--- start DATA EXCERPTS ---

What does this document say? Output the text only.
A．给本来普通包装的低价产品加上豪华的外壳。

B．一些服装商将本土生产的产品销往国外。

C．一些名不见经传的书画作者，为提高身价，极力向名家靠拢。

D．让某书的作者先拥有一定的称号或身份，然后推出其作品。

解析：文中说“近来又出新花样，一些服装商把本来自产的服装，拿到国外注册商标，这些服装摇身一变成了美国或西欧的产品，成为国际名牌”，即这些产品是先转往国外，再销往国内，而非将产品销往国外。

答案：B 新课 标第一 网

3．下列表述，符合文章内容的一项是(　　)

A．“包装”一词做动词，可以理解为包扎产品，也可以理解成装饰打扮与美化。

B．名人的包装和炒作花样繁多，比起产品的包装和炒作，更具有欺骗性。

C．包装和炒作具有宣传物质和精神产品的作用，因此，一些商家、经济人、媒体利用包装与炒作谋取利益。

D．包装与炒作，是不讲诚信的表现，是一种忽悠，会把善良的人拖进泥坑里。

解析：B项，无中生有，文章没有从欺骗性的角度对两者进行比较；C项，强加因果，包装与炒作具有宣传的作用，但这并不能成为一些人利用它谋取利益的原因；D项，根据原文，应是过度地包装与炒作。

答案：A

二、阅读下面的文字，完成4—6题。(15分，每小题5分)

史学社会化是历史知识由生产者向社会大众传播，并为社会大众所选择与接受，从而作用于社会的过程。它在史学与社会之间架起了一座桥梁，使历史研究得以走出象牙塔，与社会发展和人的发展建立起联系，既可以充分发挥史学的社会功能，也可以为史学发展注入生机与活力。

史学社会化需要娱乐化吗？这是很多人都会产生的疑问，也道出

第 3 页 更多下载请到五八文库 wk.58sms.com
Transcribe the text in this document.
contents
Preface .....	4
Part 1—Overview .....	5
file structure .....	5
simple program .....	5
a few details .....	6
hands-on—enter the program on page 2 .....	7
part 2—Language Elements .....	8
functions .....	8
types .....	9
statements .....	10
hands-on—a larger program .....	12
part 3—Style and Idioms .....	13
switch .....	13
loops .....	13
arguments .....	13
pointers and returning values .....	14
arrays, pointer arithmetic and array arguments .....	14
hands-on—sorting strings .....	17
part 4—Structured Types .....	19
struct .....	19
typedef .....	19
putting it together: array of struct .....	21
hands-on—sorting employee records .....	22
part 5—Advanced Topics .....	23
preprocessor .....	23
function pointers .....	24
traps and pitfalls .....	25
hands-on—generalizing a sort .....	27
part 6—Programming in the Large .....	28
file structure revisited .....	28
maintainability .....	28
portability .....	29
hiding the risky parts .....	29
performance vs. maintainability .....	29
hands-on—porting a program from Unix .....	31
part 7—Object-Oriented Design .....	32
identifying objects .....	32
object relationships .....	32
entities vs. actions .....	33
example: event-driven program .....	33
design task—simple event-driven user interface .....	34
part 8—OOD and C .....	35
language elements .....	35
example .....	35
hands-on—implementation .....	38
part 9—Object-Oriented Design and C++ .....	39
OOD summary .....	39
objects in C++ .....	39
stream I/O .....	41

--- end DATA EXCERPTS ---

TASK PROMPT:
Type out the whole listing above again, exactly as it stands.

SOLUTION TO THIS PROBLEM:
What does this document say? Output the text only.
A．给本来普通包装的低价产品加上豪华的外壳。

B．一些服装商将本土生产的产品销往国外。

C．一些名不见经传的书画作者，为提高身价，极力向名家靠拢。

D．让某书的作者先拥有一定的称号或身份，然后推出其作品。

解析：文中说“近来又出新花样，一些服装商把本来自产的服装，拿到国外注册商标，这些服装摇身一变成了美国或西欧的产品，成为国际名牌”，即这些产品是先转往国外，再销往国内，而非将产品销往国外。

答案：B 新课 标第一 网

3．下列表述，符合文章内容的一项是(　　)

A．“包装”一词做动词，可以理解为包扎产品，也可以理解成装饰打扮与美化。

B．名人的包装和炒作花样繁多，比起产品的包装和炒作，更具有欺骗性。

C．包装和炒作具有宣传物质和精神产品的作用，因此，一些商家、经济人、媒体利用包装与炒作谋取利益。

D．包装与炒作，是不讲诚信的表现，是一种忽悠，会把善良的人拖进泥坑里。

解析：B项，无中生有，文章没有从欺骗性的角度对两者进行比较；C项，强加因果，包装与炒作具有宣传的作用，但这并不能成为一些人利用它谋取利益的原因；D项，根据原文，应是过度地包装与炒作。

答案：A

二、阅读下面的文字，完成4—6题。(15分，每小题5分)

史学社会化是历史知识由生产者向社会大众传播，并为社会大众所选择与接受，从而作用于社会的过程。它在史学与社会之间架起了一座桥梁，使历史研究得以走出象牙塔，与社会发展和人的发展建立起联系，既可以充分发挥史学的社会功能，也可以为史学发展注入生机与活力。

史学社会化需要娱乐化吗？这是很多人都会产生的疑问，也道出

第 3 页 更多下载请到五八文库 wk.58sms.com
Transcribe the text in this document.
contents
Preface .....	4
Part 1—Overview .....	5
file structure .....	5
simple program .....	5
a few details .....	6
hands-on—enter the program on page 2 .....	7
part 2—Language Elements .....	8
functions .....	8
types .....	9
statements .....	10
hands-on—a larger program .....	12
part 3—Style and Idioms .....	13
switch .....	13
loops .....	13
arguments .....	13
pointers and returning values .....	14
arrays, pointer arithmetic and array arguments .....	14
hands-on—sorting strings .....	17
part 4—Structured Types .....	19
struct .....	19
typedef .....	19
putting it together: array of struct .....	21
hands-on—sorting employee records .....	22
part 5—Advanced Topics .....	23
preprocessor .....	23
function pointers .....	24
traps and pitfalls .....	25
hands-on—generalizing a sort .....	27
part 6—Programming in the Large .....	28
file structure revisited .....	28
maintainability .....	28
portability .....	29
hiding the risky parts .....	29
performance vs. maintainability .....	29
hands-on—porting a program from Unix .....	31
part 7—Object-Oriented Design .....	32
identifying objects .....	32
object relationships .....	32
entities vs. actions .....	33
example: event-driven program .....	33
design task—simple event-driven user interface .....	34
part 8—OOD and C .....	35
language elements .....	35
example .....	35
hands-on—implementation .....	38
part 9—Object-Oriented Design and C++ .....	39
OOD summary .....	39
objects in C++ .....	39
stream I/O .....	41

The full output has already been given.